**Written task**.
Please return every line of the records below word for word, leaving out the pictures.

**Records for this exercise**.
┄┄┄┄┄┄┄┄┄┄
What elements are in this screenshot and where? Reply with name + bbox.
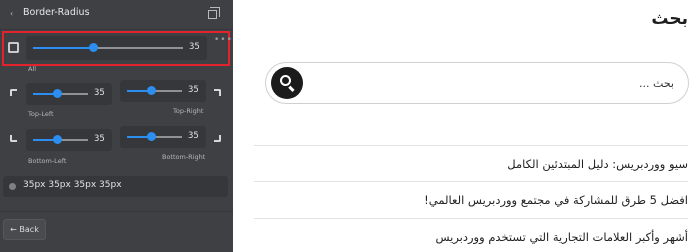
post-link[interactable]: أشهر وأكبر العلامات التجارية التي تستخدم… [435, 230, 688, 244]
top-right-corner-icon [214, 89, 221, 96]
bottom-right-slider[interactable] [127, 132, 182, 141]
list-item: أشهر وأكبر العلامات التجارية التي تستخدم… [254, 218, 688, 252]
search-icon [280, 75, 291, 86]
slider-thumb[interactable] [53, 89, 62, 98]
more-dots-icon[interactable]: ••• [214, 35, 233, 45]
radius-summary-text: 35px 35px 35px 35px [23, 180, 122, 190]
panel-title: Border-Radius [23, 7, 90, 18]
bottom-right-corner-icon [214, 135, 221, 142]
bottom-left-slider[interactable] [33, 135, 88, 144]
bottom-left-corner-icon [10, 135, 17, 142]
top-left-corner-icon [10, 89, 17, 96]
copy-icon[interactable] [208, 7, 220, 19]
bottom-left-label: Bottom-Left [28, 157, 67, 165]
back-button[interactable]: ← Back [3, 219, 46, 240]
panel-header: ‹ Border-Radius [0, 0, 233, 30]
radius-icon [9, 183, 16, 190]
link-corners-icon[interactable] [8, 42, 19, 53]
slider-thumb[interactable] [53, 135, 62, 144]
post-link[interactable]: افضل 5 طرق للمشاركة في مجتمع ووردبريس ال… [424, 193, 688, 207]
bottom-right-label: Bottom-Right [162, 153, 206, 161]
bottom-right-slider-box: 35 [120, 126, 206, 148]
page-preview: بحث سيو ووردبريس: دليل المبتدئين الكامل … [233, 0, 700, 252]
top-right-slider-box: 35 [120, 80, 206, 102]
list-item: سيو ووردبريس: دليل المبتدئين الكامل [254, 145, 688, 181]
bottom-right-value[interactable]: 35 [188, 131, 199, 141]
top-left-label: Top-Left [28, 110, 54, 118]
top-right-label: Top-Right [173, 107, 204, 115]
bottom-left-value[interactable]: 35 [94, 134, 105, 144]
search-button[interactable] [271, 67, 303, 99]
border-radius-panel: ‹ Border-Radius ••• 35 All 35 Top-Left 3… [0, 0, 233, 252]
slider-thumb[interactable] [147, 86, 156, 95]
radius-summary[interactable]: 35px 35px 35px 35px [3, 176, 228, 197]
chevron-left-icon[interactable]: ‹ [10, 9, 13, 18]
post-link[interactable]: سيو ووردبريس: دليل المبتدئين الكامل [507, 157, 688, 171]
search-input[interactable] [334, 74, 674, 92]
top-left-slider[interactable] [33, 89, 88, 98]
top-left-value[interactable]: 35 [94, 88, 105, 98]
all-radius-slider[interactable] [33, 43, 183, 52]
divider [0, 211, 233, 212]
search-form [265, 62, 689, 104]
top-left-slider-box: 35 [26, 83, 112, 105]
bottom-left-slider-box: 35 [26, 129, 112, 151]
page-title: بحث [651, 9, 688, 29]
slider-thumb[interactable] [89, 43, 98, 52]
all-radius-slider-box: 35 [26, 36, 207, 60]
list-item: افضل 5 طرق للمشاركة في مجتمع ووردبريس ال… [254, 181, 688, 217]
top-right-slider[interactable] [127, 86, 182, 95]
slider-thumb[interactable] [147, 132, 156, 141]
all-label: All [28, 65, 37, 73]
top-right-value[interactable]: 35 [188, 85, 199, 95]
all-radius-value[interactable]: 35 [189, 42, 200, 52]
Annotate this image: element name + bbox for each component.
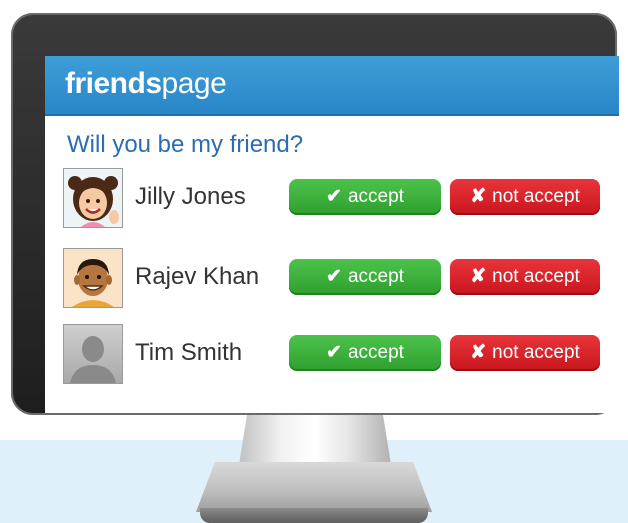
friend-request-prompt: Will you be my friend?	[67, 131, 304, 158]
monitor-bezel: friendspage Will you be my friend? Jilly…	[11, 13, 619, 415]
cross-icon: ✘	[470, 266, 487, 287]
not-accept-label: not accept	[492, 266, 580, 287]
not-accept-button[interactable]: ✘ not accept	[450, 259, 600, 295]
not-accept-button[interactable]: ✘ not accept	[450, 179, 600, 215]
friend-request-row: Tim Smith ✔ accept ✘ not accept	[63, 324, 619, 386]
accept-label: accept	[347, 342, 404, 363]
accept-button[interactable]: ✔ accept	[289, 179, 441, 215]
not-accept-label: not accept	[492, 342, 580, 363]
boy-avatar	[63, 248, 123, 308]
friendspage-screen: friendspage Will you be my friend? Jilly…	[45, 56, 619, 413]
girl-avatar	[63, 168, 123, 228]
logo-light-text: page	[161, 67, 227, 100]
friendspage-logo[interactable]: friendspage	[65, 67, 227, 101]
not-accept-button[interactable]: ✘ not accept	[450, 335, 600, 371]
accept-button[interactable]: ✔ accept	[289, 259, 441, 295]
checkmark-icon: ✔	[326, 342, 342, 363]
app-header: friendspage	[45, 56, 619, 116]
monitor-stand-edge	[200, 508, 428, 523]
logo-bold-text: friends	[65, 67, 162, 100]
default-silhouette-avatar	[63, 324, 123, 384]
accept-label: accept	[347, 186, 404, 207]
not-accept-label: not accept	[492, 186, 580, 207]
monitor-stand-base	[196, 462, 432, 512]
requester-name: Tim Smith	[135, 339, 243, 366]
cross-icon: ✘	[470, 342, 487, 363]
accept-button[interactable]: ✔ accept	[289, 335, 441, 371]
┄┄┄┄┄┄┄┄┄┄
**Result for this task**.
What elements are in this screenshot and where? Reply with name + bbox.
post-link[interactable]: أشهر وأكبر العلامات التجارية التي تستخدم… [435, 230, 688, 244]
top-right-corner-icon [214, 89, 221, 96]
bottom-right-slider[interactable] [127, 132, 182, 141]
list-item: أشهر وأكبر العلامات التجارية التي تستخدم… [254, 218, 688, 252]
search-icon [280, 75, 291, 86]
slider-thumb[interactable] [53, 89, 62, 98]
more-dots-icon[interactable]: ••• [214, 35, 233, 45]
radius-summary-text: 35px 35px 35px 35px [23, 180, 122, 190]
panel-title: Border-Radius [23, 7, 90, 18]
bottom-right-corner-icon [214, 135, 221, 142]
bottom-left-slider[interactable] [33, 135, 88, 144]
bottom-left-corner-icon [10, 135, 17, 142]
top-left-corner-icon [10, 89, 17, 96]
copy-icon[interactable] [208, 7, 220, 19]
bottom-left-label: Bottom-Left [28, 157, 67, 165]
back-button[interactable]: ← Back [3, 219, 46, 240]
panel-header: ‹ Border-Radius [0, 0, 233, 30]
radius-icon [9, 183, 16, 190]
link-corners-icon[interactable] [8, 42, 19, 53]
slider-thumb[interactable] [53, 135, 62, 144]
post-link[interactable]: افضل 5 طرق للمشاركة في مجتمع ووردبريس ال… [424, 193, 688, 207]
bottom-right-label: Bottom-Right [162, 153, 206, 161]
bottom-right-slider-box: 35 [120, 126, 206, 148]
page-preview: بحث سيو ووردبريس: دليل المبتدئين الكامل … [233, 0, 700, 252]
top-right-slider-box: 35 [120, 80, 206, 102]
list-item: سيو ووردبريس: دليل المبتدئين الكامل [254, 145, 688, 181]
bottom-right-value[interactable]: 35 [188, 131, 199, 141]
top-left-label: Top-Left [28, 110, 54, 118]
top-right-label: Top-Right [173, 107, 204, 115]
bottom-left-value[interactable]: 35 [94, 134, 105, 144]
search-button[interactable] [271, 67, 303, 99]
border-radius-panel: ‹ Border-Radius ••• 35 All 35 Top-Left 3… [0, 0, 233, 252]
slider-thumb[interactable] [147, 86, 156, 95]
radius-summary[interactable]: 35px 35px 35px 35px [3, 176, 228, 197]
chevron-left-icon[interactable]: ‹ [10, 9, 13, 18]
post-link[interactable]: سيو ووردبريس: دليل المبتدئين الكامل [507, 157, 688, 171]
search-input[interactable] [334, 74, 674, 92]
top-left-slider[interactable] [33, 89, 88, 98]
top-left-value[interactable]: 35 [94, 88, 105, 98]
all-radius-slider[interactable] [33, 43, 183, 52]
divider [0, 211, 233, 212]
search-form [265, 62, 689, 104]
top-left-slider-box: 35 [26, 83, 112, 105]
bottom-left-slider-box: 35 [26, 129, 112, 151]
page-title: بحث [651, 9, 688, 29]
slider-thumb[interactable] [89, 43, 98, 52]
all-radius-slider-box: 35 [26, 36, 207, 60]
list-item: افضل 5 طرق للمشاركة في مجتمع ووردبريس ال… [254, 181, 688, 217]
top-right-slider[interactable] [127, 86, 182, 95]
slider-thumb[interactable] [147, 132, 156, 141]
all-label: All [28, 65, 37, 73]
top-right-value[interactable]: 35 [188, 85, 199, 95]
all-radius-value[interactable]: 35 [189, 42, 200, 52]
Annotate this image: element name + bbox for each component.
friend-request-prompt: Will you be my friend?	[67, 131, 304, 158]
monitor-bezel: friendspage Will you be my friend? Jilly…	[11, 13, 619, 415]
cross-icon: ✘	[470, 266, 487, 287]
not-accept-label: not accept	[492, 266, 580, 287]
not-accept-button[interactable]: ✘ not accept	[450, 259, 600, 295]
not-accept-button[interactable]: ✘ not accept	[450, 179, 600, 215]
friend-request-row: Tim Smith ✔ accept ✘ not accept	[63, 324, 619, 386]
accept-label: accept	[347, 342, 404, 363]
accept-button[interactable]: ✔ accept	[289, 179, 441, 215]
not-accept-label: not accept	[492, 342, 580, 363]
boy-avatar	[63, 248, 123, 308]
friendspage-screen: friendspage Will you be my friend? Jilly…	[45, 56, 619, 413]
girl-avatar	[63, 168, 123, 228]
logo-light-text: page	[161, 67, 227, 100]
friendspage-logo[interactable]: friendspage	[65, 67, 227, 101]
not-accept-button[interactable]: ✘ not accept	[450, 335, 600, 371]
accept-button[interactable]: ✔ accept	[289, 259, 441, 295]
checkmark-icon: ✔	[326, 342, 342, 363]
app-header: friendspage	[45, 56, 619, 116]
monitor-stand-edge	[200, 508, 428, 523]
logo-bold-text: friends	[65, 67, 162, 100]
default-silhouette-avatar	[63, 324, 123, 384]
accept-label: accept	[347, 186, 404, 207]
not-accept-label: not accept	[492, 186, 580, 207]
monitor-stand-base	[196, 462, 432, 512]
requester-name: Tim Smith	[135, 339, 243, 366]
cross-icon: ✘	[470, 342, 487, 363]
accept-button[interactable]: ✔ accept	[289, 335, 441, 371]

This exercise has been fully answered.